# Job:
Give every entry again, word for word and in full.

Stored data
************

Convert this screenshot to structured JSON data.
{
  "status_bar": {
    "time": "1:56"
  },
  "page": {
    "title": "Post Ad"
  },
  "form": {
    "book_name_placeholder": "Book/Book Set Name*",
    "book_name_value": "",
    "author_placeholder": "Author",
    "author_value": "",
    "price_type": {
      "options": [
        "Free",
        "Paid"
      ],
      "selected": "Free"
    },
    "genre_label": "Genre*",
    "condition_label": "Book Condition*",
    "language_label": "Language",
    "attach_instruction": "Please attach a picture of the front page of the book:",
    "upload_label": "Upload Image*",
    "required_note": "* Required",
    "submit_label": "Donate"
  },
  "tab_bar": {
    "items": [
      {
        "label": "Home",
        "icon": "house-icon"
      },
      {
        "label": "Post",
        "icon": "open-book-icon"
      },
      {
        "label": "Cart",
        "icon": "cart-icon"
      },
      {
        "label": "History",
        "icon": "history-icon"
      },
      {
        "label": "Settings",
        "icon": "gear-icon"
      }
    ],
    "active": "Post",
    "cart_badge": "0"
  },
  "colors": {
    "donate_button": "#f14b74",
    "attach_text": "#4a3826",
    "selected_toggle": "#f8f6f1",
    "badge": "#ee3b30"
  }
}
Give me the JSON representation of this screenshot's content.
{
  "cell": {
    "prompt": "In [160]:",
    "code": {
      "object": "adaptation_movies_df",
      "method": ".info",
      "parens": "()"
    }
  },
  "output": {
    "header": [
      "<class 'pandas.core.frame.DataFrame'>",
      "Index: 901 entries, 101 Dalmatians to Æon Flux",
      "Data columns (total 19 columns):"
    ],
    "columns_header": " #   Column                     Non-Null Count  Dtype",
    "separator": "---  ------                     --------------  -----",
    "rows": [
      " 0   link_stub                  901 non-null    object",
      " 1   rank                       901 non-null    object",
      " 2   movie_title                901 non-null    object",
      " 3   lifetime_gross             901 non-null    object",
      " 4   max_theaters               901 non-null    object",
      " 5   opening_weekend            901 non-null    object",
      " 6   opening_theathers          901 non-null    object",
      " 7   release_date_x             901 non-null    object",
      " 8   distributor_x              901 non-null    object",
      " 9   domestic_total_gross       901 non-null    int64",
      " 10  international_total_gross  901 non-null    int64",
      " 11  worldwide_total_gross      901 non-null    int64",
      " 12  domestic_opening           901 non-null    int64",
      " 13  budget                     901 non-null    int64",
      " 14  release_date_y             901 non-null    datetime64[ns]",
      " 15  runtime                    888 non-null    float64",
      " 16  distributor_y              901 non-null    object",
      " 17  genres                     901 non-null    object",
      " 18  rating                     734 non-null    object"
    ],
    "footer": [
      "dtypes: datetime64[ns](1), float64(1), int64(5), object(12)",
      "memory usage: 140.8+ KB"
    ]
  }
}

************

# Result:
Convert this screenshot to structured JSON data.
{
  "status_bar": {
    "time": "1:56"
  },
  "page": {
    "title": "Post Ad"
  },
  "form": {
    "book_name_placeholder": "Book/Book Set Name*",
    "book_name_value": "",
    "author_placeholder": "Author",
    "author_value": "",
    "price_type": {
      "options": [
        "Free",
        "Paid"
      ],
      "selected": "Free"
    },
    "genre_label": "Genre*",
    "condition_label": "Book Condition*",
    "language_label": "Language",
    "attach_instruction": "Please attach a picture of the front page of the book:",
    "upload_label": "Upload Image*",
    "required_note": "* Required",
    "submit_label": "Donate"
  },
  "tab_bar": {
    "items": [
      {
        "label": "Home",
        "icon": "house-icon"
      },
      {
        "label": "Post",
        "icon": "open-book-icon"
      },
      {
        "label": "Cart",
        "icon": "cart-icon"
      },
      {
        "label": "History",
        "icon": "history-icon"
      },
      {
        "label": "Settings",
        "icon": "gear-icon"
      }
    ],
    "active": "Post",
    "cart_badge": "0"
  },
  "colors": {
    "donate_button": "#f14b74",
    "attach_text": "#4a3826",
    "selected_toggle": "#f8f6f1",
    "badge": "#ee3b30"
  }
}
Give me the JSON representation of this screenshot's content.
{
  "cell": {
    "prompt": "In [160]:",
    "code": {
      "object": "adaptation_movies_df",
      "method": ".info",
      "parens": "()"
    }
  },
  "output": {
    "header": [
      "<class 'pandas.core.frame.DataFrame'>",
      "Index: 901 entries, 101 Dalmatians to Æon Flux",
      "Data columns (total 19 columns):"
    ],
    "columns_header": " #   Column                     Non-Null Count  Dtype",
    "separator": "---  ------                     --------------  -----",
    "rows": [
      " 0   link_stub                  901 non-null    object",
      " 1   rank                       901 non-null    object",
      " 2   movie_title                901 non-null    object",
      " 3   lifetime_gross             901 non-null    object",
      " 4   max_theaters               901 non-null    object",
      " 5   opening_weekend            901 non-null    object",
      " 6   opening_theathers          901 non-null    object",
      " 7   release_date_x             901 non-null    object",
      " 8   distributor_x              901 non-null    object",
      " 9   domestic_total_gross       901 non-null    int64",
      " 10  international_total_gross  901 non-null    int64",
      " 11  worldwide_total_gross      901 non-null    int64",
      " 12  domestic_opening           901 non-null    int64",
      " 13  budget                     901 non-null    int64",
      " 14  release_date_y             901 non-null    datetime64[ns]",
      " 15  runtime                    888 non-null    float64",
      " 16  distributor_y              901 non-null    object",
      " 17  genres                     901 non-null    object",
      " 18  rating                     734 non-null    object"
    ],
    "footer": [
      "dtypes: datetime64[ns](1), float64(1), int64(5), object(12)",
      "memory usage: 140.8+ KB"
    ]
  }
}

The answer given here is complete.